▶ [Stated exercise] Print the entries that appear below, exactly as written and without their pictures.

▶ [Data lines]
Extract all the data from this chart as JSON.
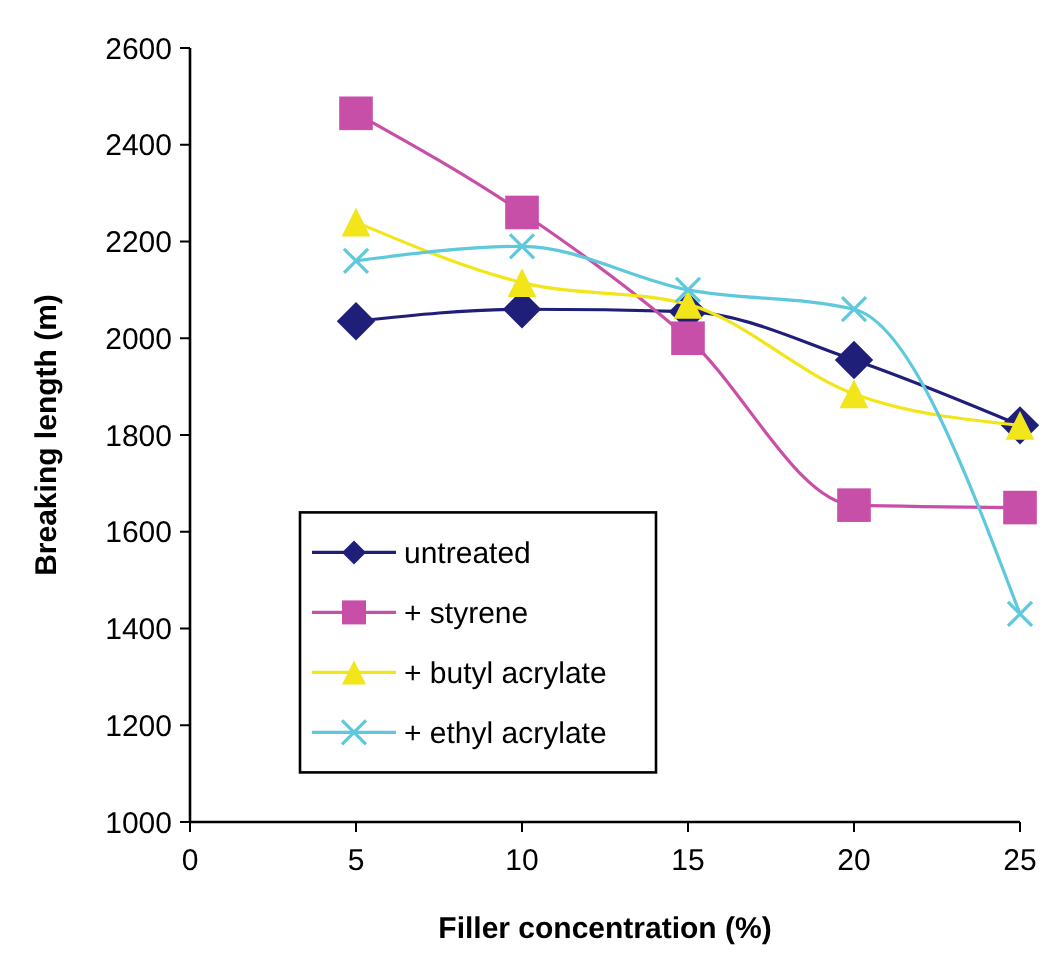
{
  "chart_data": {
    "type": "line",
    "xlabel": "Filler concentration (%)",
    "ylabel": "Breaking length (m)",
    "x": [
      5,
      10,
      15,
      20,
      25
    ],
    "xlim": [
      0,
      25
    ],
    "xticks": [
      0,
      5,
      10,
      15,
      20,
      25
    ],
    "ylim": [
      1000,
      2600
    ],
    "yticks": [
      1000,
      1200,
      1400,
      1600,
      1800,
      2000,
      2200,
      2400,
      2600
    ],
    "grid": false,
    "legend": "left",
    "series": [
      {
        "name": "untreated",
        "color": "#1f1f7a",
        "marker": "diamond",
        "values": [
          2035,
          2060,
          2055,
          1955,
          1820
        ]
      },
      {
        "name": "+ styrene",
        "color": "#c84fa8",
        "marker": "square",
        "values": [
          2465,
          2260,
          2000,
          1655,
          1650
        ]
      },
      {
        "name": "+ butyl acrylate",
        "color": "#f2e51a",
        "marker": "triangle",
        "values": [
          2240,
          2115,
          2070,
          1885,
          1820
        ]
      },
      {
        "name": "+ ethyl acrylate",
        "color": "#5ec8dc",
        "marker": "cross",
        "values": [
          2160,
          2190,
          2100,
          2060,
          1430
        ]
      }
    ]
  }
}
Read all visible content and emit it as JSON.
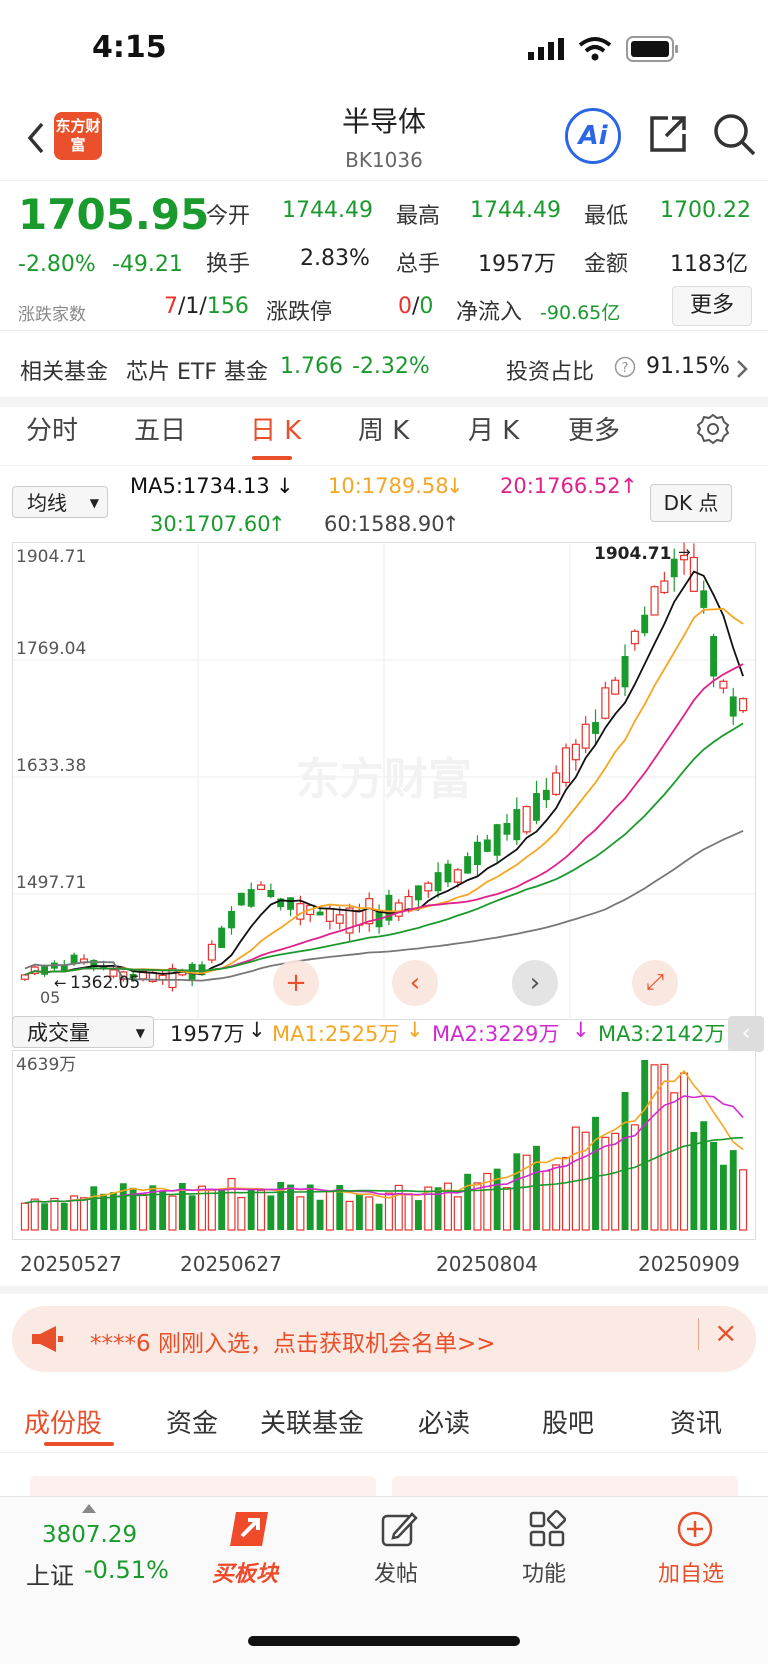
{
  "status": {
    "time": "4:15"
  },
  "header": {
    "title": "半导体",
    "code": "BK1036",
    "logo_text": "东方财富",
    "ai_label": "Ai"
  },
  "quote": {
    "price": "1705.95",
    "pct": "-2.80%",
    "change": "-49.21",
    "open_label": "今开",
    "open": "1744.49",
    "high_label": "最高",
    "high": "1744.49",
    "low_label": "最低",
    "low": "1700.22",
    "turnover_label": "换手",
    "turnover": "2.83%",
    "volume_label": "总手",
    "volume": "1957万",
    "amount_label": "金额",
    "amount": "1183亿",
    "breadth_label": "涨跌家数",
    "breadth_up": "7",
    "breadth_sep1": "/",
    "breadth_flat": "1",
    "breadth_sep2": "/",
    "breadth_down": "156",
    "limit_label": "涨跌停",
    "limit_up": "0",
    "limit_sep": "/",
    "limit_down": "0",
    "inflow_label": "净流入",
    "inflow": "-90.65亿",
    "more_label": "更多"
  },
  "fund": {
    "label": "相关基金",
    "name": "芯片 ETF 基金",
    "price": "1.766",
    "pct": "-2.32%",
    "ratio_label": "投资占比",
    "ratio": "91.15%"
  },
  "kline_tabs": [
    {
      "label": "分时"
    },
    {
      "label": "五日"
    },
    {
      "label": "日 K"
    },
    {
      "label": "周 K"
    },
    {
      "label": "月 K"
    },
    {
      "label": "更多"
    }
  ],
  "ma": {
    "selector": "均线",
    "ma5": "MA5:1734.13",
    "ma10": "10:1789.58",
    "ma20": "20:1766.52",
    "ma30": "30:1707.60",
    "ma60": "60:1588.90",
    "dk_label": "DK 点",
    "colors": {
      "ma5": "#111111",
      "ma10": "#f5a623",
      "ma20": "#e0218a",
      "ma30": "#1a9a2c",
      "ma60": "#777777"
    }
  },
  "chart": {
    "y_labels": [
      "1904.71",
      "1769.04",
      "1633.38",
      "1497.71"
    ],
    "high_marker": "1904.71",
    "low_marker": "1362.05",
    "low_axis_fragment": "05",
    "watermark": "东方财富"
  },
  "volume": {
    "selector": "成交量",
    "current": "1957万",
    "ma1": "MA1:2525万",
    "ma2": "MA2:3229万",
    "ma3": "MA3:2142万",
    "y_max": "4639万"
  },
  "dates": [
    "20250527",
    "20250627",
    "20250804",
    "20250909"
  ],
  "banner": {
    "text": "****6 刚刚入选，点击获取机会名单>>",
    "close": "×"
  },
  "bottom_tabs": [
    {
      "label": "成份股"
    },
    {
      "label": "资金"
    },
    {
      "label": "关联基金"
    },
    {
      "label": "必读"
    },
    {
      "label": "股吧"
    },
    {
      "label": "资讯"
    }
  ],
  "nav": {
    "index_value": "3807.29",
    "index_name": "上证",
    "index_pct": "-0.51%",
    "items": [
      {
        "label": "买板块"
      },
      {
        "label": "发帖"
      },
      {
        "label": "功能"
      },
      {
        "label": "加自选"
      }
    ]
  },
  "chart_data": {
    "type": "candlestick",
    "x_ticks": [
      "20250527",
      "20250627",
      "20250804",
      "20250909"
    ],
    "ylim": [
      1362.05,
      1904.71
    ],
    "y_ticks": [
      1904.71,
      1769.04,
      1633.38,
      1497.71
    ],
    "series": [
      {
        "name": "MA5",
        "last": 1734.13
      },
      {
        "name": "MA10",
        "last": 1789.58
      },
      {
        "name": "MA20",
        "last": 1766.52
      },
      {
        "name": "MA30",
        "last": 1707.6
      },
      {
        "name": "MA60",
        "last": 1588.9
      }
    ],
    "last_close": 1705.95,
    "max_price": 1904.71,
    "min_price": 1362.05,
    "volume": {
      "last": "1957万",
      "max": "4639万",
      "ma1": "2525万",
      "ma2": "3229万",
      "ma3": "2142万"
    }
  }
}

▶ [Task solution]
Extract all the data from this chart as JSON.
{
  "chart_data": {
    "type": "line",
    "xlabel": "Filler concentration (%)",
    "ylabel": "Breaking length (m)",
    "x": [
      5,
      10,
      15,
      20,
      25
    ],
    "xlim": [
      0,
      25
    ],
    "xticks": [
      0,
      5,
      10,
      15,
      20,
      25
    ],
    "ylim": [
      1000,
      2600
    ],
    "yticks": [
      1000,
      1200,
      1400,
      1600,
      1800,
      2000,
      2200,
      2400,
      2600
    ],
    "grid": false,
    "legend": "left",
    "series": [
      {
        "name": "untreated",
        "color": "#1f1f7a",
        "marker": "diamond",
        "values": [
          2035,
          2060,
          2055,
          1955,
          1820
        ]
      },
      {
        "name": "+ styrene",
        "color": "#c84fa8",
        "marker": "square",
        "values": [
          2465,
          2260,
          2000,
          1655,
          1650
        ]
      },
      {
        "name": "+ butyl acrylate",
        "color": "#f2e51a",
        "marker": "triangle",
        "values": [
          2240,
          2115,
          2070,
          1885,
          1820
        ]
      },
      {
        "name": "+ ethyl acrylate",
        "color": "#5ec8dc",
        "marker": "cross",
        "values": [
          2160,
          2190,
          2100,
          2060,
          1430
        ]
      }
    ]
  }
}
Read all visible content and emit it as JSON.
{
  "status": {
    "time": "4:15"
  },
  "header": {
    "title": "半导体",
    "code": "BK1036",
    "logo_text": "东方财富",
    "ai_label": "Ai"
  },
  "quote": {
    "price": "1705.95",
    "pct": "-2.80%",
    "change": "-49.21",
    "open_label": "今开",
    "open": "1744.49",
    "high_label": "最高",
    "high": "1744.49",
    "low_label": "最低",
    "low": "1700.22",
    "turnover_label": "换手",
    "turnover": "2.83%",
    "volume_label": "总手",
    "volume": "1957万",
    "amount_label": "金额",
    "amount": "1183亿",
    "breadth_label": "涨跌家数",
    "breadth_up": "7",
    "breadth_sep1": "/",
    "breadth_flat": "1",
    "breadth_sep2": "/",
    "breadth_down": "156",
    "limit_label": "涨跌停",
    "limit_up": "0",
    "limit_sep": "/",
    "limit_down": "0",
    "inflow_label": "净流入",
    "inflow": "-90.65亿",
    "more_label": "更多"
  },
  "fund": {
    "label": "相关基金",
    "name": "芯片 ETF 基金",
    "price": "1.766",
    "pct": "-2.32%",
    "ratio_label": "投资占比",
    "ratio": "91.15%"
  },
  "kline_tabs": [
    {
      "label": "分时"
    },
    {
      "label": "五日"
    },
    {
      "label": "日 K"
    },
    {
      "label": "周 K"
    },
    {
      "label": "月 K"
    },
    {
      "label": "更多"
    }
  ],
  "ma": {
    "selector": "均线",
    "ma5": "MA5:1734.13",
    "ma10": "10:1789.58",
    "ma20": "20:1766.52",
    "ma30": "30:1707.60",
    "ma60": "60:1588.90",
    "dk_label": "DK 点",
    "colors": {
      "ma5": "#111111",
      "ma10": "#f5a623",
      "ma20": "#e0218a",
      "ma30": "#1a9a2c",
      "ma60": "#777777"
    }
  },
  "chart": {
    "y_labels": [
      "1904.71",
      "1769.04",
      "1633.38",
      "1497.71"
    ],
    "high_marker": "1904.71",
    "low_marker": "1362.05",
    "low_axis_fragment": "05",
    "watermark": "东方财富"
  },
  "volume": {
    "selector": "成交量",
    "current": "1957万",
    "ma1": "MA1:2525万",
    "ma2": "MA2:3229万",
    "ma3": "MA3:2142万",
    "y_max": "4639万"
  },
  "dates": [
    "20250527",
    "20250627",
    "20250804",
    "20250909"
  ],
  "banner": {
    "text": "****6 刚刚入选，点击获取机会名单>>",
    "close": "×"
  },
  "bottom_tabs": [
    {
      "label": "成份股"
    },
    {
      "label": "资金"
    },
    {
      "label": "关联基金"
    },
    {
      "label": "必读"
    },
    {
      "label": "股吧"
    },
    {
      "label": "资讯"
    }
  ],
  "nav": {
    "index_value": "3807.29",
    "index_name": "上证",
    "index_pct": "-0.51%",
    "items": [
      {
        "label": "买板块"
      },
      {
        "label": "发帖"
      },
      {
        "label": "功能"
      },
      {
        "label": "加自选"
      }
    ]
  },
  "chart_data": {
    "type": "candlestick",
    "x_ticks": [
      "20250527",
      "20250627",
      "20250804",
      "20250909"
    ],
    "ylim": [
      1362.05,
      1904.71
    ],
    "y_ticks": [
      1904.71,
      1769.04,
      1633.38,
      1497.71
    ],
    "series": [
      {
        "name": "MA5",
        "last": 1734.13
      },
      {
        "name": "MA10",
        "last": 1789.58
      },
      {
        "name": "MA20",
        "last": 1766.52
      },
      {
        "name": "MA30",
        "last": 1707.6
      },
      {
        "name": "MA60",
        "last": 1588.9
      }
    ],
    "last_close": 1705.95,
    "max_price": 1904.71,
    "min_price": 1362.05,
    "volume": {
      "last": "1957万",
      "max": "4639万",
      "ma1": "2525万",
      "ma2": "3229万",
      "ma3": "2142万"
    }
  }
}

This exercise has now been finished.